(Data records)
— begin —

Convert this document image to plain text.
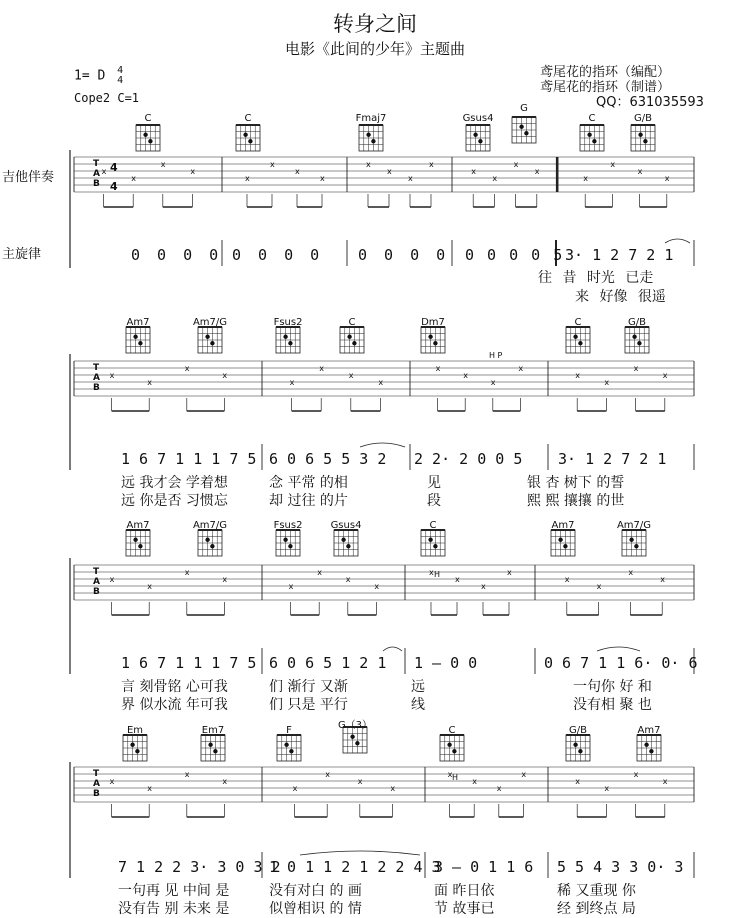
转身之间
电影《此间的少年》主题曲
1= D 4
4
Cope2 C=1
鸢尾花的指环（编配）
鸢尾花的指环（制谱）
QQ：631035593
吉他伴奏
主旋律
x
x
x
x
x
x
x
x
x
x
x
x
x
x
x
x
x
x
x
x
x
x
x
x
x
x
x
x
x
x
x
x
x
x
x
x
x
x
x
x
x
x
x
x
x
x
x
x
x
x
x
x
x
x
x
x
x
x
x
x
x
x
x
x
x
x
x
x
T
A
B
T
A
B
T
A
B
T
A
B
4
4
C	C	Fmaj7	Gsus4
G
C	G/B
Am7	Am7/G	Fsus2	C	Dm7	C	G/B
Am7	Am7/G	Fsus2	Gsus4	C	Am7	Am7/G
Em	Em7	F	G（3）	C	G/B	Am7
H P
H
H
0 0 0 0 0 0 0 0 0 0 0 0 0 0 0 0 5 3· 1 2 7 2 1
往 昔 时光 已走
来 好像 很遥
1 6 7 1 1 1 7 5 6 0 6 5 5 3 2 2 2· 2 0 0 5 3· 1 2 7 2 1
远 我才会 学着想	念 平常 的相	见	银 杏 树下 的誓
远 你是否 习惯忘	却 过往 的片	段	熙 熙 攘攘 的世
1 6 7 1 1 1 7 5 6 0 6 5 1 2 1 1 — 0 0	0 6 7 1 1 6· 0· 6
言 刻骨铭 心可我	们 渐行 又渐	远	一句你 好 和
界 似水流 年可我	们 只是 平行	线	没有相 聚 也
7 1 2 2 3· 3 0 3 2
1 0 1 1 2 1 2 2 4 3
3 — 0 1 1 6 5 5 4 3 3 0· 3
一句再 见 中间 是	没有对白 的 画	面 昨日依	稀 又重现 你
没有告 别 未来 是	似曾相识 的 情	节 故事已	经 到终点 局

— end —

#### [TASK PROMPT]
Leaving out the pictures, repeat the data above exactly.

#### [EXPECTED OUTPUT]
Convert this document image to plain text.
转身之间
电影《此间的少年》主题曲
1= D 4
4
Cope2 C=1
鸢尾花的指环（编配）
鸢尾花的指环（制谱）
QQ：631035593
吉他伴奏
主旋律
x
x
x
x
x
x
x
x
x
x
x
x
x
x
x
x
x
x
x
x
x
x
x
x
x
x
x
x
x
x
x
x
x
x
x
x
x
x
x
x
x
x
x
x
x
x
x
x
x
x
x
x
x
x
x
x
x
x
x
x
x
x
x
x
x
x
x
x
T
A
B
T
A
B
T
A
B
T
A
B
4
4
C	C	Fmaj7	Gsus4
G
C	G/B
Am7	Am7/G	Fsus2	C	Dm7	C	G/B
Am7	Am7/G	Fsus2	Gsus4	C	Am7	Am7/G
Em	Em7	F	G（3）	C	G/B	Am7
H P
H
H
0 0 0 0 0 0 0 0 0 0 0 0 0 0 0 0 5 3· 1 2 7 2 1
往 昔 时光 已走
来 好像 很遥
1 6 7 1 1 1 7 5 6 0 6 5 5 3 2 2 2· 2 0 0 5 3· 1 2 7 2 1
远 我才会 学着想	念 平常 的相	见	银 杏 树下 的誓
远 你是否 习惯忘	却 过往 的片	段	熙 熙 攘攘 的世
1 6 7 1 1 1 7 5 6 0 6 5 1 2 1 1 — 0 0	0 6 7 1 1 6· 0· 6
言 刻骨铭 心可我	们 渐行 又渐	远	一句你 好 和
界 似水流 年可我	们 只是 平行	线	没有相 聚 也
7 1 2 2 3· 3 0 3 2
1 0 1 1 2 1 2 2 4 3
3 — 0 1 1 6 5 5 4 3 3 0· 3
一句再 见 中间 是	没有对白 的 画	面 昨日依	稀 又重现 你
没有告 别 未来 是	似曾相识 的 情	节 故事已	经 到终点 局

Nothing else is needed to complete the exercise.